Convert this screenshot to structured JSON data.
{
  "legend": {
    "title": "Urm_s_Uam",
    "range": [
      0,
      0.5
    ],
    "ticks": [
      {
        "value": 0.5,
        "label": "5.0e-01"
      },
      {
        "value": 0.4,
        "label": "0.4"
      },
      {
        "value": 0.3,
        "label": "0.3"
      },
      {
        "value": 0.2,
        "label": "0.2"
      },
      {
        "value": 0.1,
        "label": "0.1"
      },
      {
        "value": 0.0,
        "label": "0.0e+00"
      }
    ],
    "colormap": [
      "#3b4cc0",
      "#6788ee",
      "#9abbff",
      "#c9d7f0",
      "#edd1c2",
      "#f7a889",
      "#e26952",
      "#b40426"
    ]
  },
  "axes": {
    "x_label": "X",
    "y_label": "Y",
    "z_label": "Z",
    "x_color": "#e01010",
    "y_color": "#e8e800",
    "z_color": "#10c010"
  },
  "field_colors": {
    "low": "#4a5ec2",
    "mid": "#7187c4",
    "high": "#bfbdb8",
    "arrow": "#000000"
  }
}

——

Task description: All records above must be set down exactly, please.

Expected answer:
Convert this screenshot to structured JSON data.
{
  "legend": {
    "title": "Urm_s_Uam",
    "range": [
      0,
      0.5
    ],
    "ticks": [
      {
        "value": 0.5,
        "label": "5.0e-01"
      },
      {
        "value": 0.4,
        "label": "0.4"
      },
      {
        "value": 0.3,
        "label": "0.3"
      },
      {
        "value": 0.2,
        "label": "0.2"
      },
      {
        "value": 0.1,
        "label": "0.1"
      },
      {
        "value": 0.0,
        "label": "0.0e+00"
      }
    ],
    "colormap": [
      "#3b4cc0",
      "#6788ee",
      "#9abbff",
      "#c9d7f0",
      "#edd1c2",
      "#f7a889",
      "#e26952",
      "#b40426"
    ]
  },
  "axes": {
    "x_label": "X",
    "y_label": "Y",
    "z_label": "Z",
    "x_color": "#e01010",
    "y_color": "#e8e800",
    "z_color": "#10c010"
  },
  "field_colors": {
    "low": "#4a5ec2",
    "mid": "#7187c4",
    "high": "#bfbdb8",
    "arrow": "#000000"
  }
}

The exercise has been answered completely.